=== ENTRIES PROVIDED ===
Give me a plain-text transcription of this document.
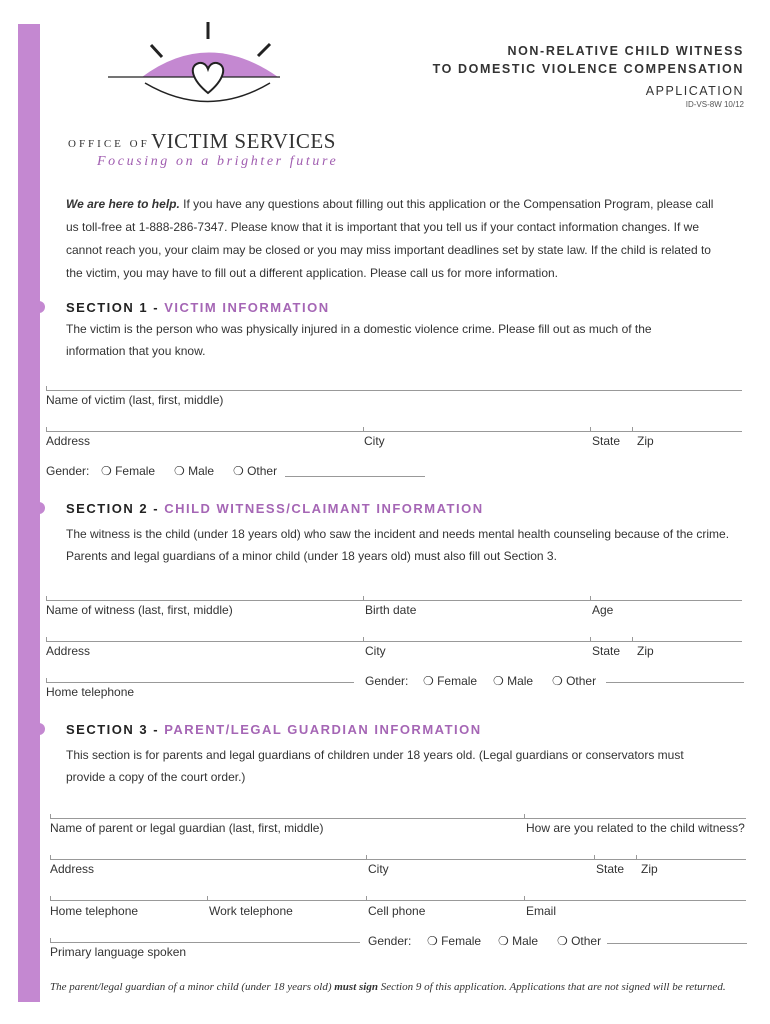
NON-RELATIVE CHILD WITNESS
TO DOMESTIC VIOLENCE COMPENSATION
APPLICATION
ID-VS-8W 10/12
OFFICE OF VICTIM SERVICES
Focusing on a brighter future
We are here to help. If you have any questions about filling out this application or the Compensation Program, please call us toll-free at 1-888-286-7347. Please know that it is important that you tell us if your contact information changes. If we cannot reach you, your claim may be closed or you may miss important deadlines set by state law. If the child is related to the victim, you may have to fill out a different application. Please call us for more information.
SECTION 1 - VICTIM INFORMATION
The victim is the person who was physically injured in a domestic violence crime. Please fill out as much of the information that you know.
Name of victim (last, first, middle)
Address	City	State Zip
Gender: ❍ Female ❍ Male ❍ Other
SECTION 2 - CHILD WITNESS/CLAIMANT INFORMATION
The witness is the child (under 18 years old) who saw the incident and needs mental health counseling because of the crime. Parents and legal guardians of a minor child (under 18 years old) must also fill out Section 3.
Name of witness (last, first, middle)	Birth date	Age
Address	City	State Zip
Home telephone
Gender: ❍ Female ❍ Male ❍ Other
SECTION 3 - PARENT/LEGAL GUARDIAN INFORMATION
This section is for parents and legal guardians of children under 18 years old. (Legal guardians or conservators must provide a copy of the court order.)
Name of parent or legal guardian (last, first, middle)	How are you related to the child witness?
Address	City	State Zip
Home telephone	Work telephone	Cell phone	Email
Primary language spoken
Gender: ❍ Female ❍ Male ❍ Other
The parent/legal guardian of a minor child (under 18 years old) must sign Section 9 of this application. Applications that are not signed will be returned.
===
Show the lines of the records that include the string "last".

CORRECT RESULT:
Name of victim (last, first, middle)
Name of witness (last, first, middle)	Birth date	Age
Name of parent or legal guardian (last, first, middle)	How are you related to the child witness?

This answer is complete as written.